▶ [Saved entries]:
------------
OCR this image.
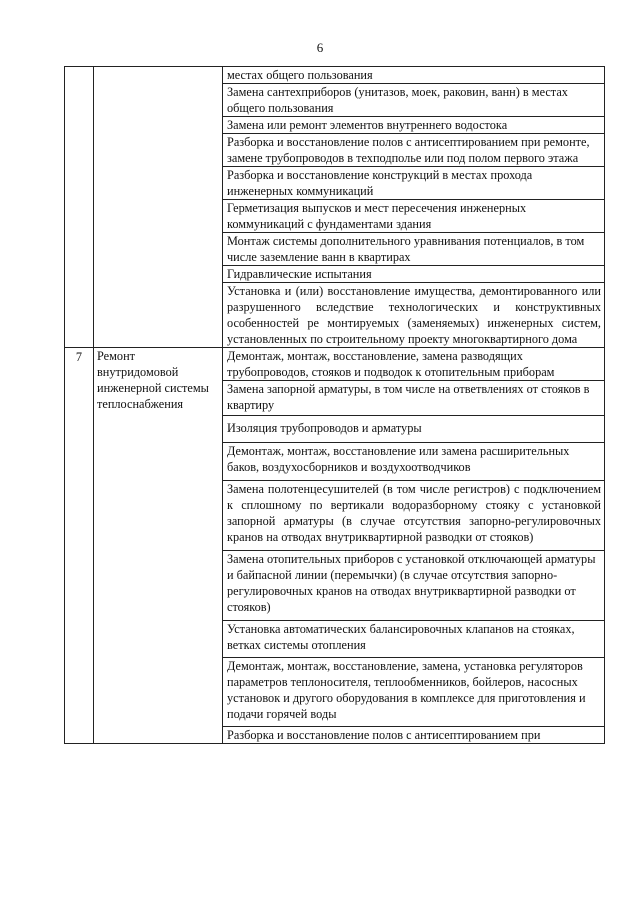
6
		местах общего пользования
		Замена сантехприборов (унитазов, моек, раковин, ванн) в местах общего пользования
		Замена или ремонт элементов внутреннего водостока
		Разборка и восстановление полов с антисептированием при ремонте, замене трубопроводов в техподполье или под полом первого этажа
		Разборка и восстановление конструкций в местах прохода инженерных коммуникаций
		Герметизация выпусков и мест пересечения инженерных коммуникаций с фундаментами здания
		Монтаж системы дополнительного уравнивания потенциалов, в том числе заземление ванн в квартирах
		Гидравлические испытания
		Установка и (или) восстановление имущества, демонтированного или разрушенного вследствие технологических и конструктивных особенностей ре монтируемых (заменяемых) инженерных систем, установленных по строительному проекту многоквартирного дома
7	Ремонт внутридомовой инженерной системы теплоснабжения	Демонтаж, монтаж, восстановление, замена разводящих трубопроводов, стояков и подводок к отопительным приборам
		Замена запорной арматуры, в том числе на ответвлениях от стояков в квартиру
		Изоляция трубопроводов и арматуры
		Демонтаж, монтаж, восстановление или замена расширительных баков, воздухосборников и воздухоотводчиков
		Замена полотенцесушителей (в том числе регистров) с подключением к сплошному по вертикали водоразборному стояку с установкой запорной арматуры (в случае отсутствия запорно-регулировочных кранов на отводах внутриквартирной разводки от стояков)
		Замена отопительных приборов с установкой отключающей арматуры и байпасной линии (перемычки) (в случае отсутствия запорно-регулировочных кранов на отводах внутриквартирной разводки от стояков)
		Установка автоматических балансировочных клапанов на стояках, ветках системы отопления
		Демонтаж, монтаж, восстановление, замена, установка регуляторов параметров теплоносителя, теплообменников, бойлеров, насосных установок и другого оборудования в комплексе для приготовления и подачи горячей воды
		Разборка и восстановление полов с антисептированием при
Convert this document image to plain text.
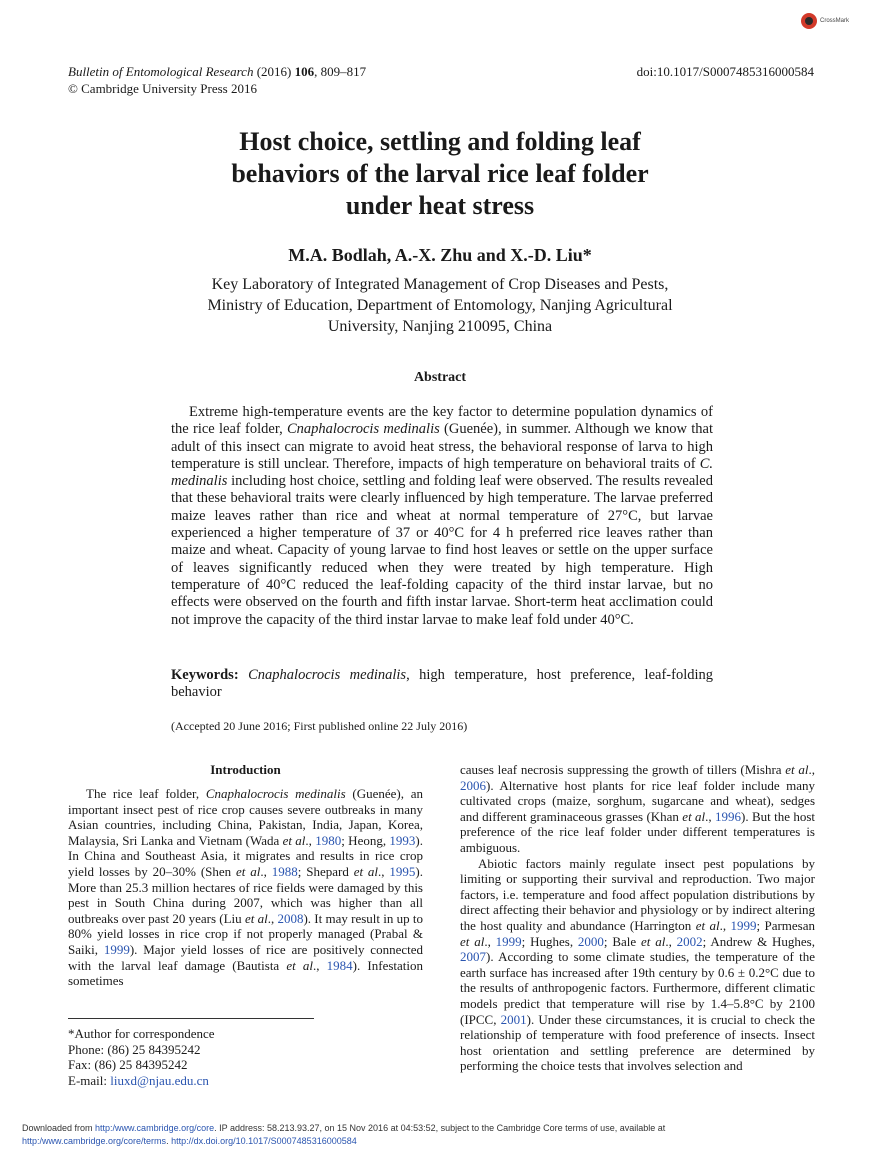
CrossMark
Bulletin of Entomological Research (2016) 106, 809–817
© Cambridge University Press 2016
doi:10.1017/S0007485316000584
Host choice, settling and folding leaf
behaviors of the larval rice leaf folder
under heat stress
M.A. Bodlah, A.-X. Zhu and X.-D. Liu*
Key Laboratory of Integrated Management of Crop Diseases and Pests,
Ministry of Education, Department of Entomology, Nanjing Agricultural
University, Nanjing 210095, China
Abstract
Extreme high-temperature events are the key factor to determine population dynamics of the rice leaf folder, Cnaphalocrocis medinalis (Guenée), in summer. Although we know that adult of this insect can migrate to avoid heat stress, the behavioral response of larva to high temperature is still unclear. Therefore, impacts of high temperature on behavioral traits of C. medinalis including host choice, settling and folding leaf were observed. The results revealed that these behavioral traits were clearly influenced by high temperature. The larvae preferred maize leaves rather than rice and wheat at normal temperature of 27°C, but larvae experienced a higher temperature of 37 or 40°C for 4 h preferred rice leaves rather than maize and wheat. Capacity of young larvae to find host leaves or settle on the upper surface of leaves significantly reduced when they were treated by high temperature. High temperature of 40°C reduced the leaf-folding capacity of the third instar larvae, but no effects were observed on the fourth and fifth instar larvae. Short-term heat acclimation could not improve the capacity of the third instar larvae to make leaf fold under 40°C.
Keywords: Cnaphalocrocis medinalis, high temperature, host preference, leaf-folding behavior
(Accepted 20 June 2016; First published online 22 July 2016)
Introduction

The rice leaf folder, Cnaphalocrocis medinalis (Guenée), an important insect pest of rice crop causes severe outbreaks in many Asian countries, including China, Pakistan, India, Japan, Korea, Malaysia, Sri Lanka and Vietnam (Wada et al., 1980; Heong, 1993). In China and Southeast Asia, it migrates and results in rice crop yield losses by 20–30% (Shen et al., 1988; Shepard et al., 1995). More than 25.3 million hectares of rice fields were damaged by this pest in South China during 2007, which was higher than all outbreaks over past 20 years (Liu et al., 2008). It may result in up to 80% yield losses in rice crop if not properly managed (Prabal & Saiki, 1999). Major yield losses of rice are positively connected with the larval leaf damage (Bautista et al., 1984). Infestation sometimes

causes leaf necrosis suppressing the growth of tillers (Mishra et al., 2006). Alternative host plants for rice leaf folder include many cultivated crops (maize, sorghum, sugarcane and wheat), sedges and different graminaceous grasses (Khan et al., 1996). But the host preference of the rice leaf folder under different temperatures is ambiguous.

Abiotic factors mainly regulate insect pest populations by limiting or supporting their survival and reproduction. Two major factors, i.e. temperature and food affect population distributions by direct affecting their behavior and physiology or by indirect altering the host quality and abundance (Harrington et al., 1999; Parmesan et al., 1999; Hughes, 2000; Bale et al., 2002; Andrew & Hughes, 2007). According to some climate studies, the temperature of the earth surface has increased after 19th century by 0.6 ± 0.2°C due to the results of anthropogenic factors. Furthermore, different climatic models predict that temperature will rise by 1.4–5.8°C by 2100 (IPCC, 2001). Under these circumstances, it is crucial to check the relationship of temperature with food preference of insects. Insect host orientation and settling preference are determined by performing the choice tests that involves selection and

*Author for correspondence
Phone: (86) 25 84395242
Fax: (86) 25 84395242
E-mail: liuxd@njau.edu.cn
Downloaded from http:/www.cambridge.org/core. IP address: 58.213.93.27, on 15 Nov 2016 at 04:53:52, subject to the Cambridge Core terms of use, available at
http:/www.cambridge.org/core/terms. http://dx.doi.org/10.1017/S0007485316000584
------------
▶ [Aim]: From the records, copy every line that has the string "image" in it.

▶ [Expected output]:
OCR this image.
Convert this document image to plain text.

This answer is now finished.